__WHAT TO WORK ON__: Pull each line holding "meta" out of the entries below.

####

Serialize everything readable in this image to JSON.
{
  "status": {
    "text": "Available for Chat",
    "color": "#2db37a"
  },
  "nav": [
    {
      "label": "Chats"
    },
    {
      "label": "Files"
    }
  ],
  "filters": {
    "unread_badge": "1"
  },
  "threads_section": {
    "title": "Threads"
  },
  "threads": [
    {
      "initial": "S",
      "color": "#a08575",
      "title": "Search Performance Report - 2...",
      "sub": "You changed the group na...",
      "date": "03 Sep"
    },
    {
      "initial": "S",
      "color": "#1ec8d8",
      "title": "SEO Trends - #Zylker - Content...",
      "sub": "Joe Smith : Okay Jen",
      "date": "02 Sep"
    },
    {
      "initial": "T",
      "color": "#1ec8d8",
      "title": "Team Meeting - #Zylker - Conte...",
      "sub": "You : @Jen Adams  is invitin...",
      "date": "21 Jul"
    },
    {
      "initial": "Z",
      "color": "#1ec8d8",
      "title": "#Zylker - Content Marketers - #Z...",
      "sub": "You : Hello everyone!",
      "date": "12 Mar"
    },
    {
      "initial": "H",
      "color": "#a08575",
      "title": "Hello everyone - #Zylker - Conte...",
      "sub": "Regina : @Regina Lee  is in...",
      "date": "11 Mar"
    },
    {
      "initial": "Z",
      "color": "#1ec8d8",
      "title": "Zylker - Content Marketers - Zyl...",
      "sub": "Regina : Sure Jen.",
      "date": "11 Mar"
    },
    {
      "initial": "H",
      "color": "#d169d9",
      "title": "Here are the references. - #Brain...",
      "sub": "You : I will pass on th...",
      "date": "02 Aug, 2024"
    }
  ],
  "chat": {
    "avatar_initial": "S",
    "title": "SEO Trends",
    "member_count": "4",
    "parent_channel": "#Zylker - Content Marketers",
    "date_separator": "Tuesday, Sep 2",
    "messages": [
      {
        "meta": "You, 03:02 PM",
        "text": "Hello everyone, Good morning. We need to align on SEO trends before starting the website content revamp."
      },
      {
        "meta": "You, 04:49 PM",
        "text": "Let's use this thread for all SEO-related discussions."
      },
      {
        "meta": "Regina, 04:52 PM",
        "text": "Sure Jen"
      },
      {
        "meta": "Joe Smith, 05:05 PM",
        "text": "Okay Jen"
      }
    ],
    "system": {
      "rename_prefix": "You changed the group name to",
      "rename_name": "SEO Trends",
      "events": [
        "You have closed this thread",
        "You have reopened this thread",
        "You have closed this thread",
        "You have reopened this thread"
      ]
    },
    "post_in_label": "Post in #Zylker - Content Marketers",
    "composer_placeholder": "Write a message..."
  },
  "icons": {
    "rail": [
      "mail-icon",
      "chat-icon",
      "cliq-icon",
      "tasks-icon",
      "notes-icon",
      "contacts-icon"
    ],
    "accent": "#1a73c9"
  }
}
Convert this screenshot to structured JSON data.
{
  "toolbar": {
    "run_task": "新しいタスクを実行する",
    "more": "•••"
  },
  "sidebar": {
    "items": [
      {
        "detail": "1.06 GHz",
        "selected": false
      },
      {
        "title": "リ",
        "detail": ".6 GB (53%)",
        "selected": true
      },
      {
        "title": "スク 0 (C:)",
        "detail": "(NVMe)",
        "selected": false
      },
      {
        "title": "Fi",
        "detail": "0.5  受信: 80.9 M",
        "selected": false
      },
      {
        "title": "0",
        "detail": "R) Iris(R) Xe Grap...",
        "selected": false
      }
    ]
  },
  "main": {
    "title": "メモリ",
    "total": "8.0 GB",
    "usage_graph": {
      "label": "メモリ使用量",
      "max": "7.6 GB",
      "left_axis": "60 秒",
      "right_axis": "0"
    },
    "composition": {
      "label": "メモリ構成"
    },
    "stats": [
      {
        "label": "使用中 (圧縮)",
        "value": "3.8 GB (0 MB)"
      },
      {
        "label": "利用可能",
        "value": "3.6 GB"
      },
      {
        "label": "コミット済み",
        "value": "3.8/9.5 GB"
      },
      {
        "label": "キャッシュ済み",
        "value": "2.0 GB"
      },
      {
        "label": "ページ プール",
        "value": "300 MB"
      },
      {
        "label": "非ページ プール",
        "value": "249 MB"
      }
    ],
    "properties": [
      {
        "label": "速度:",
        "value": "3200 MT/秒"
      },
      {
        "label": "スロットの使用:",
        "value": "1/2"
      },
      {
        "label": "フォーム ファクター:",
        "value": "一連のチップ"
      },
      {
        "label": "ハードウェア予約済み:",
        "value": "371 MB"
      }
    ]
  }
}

####

__RESULT FOR THIS EXERCISE__:
        "meta": "You, 03:02 PM",
        "meta": "You, 04:49 PM",
        "meta": "Regina, 04:52 PM",
        "meta": "Joe Smith, 05:05 PM",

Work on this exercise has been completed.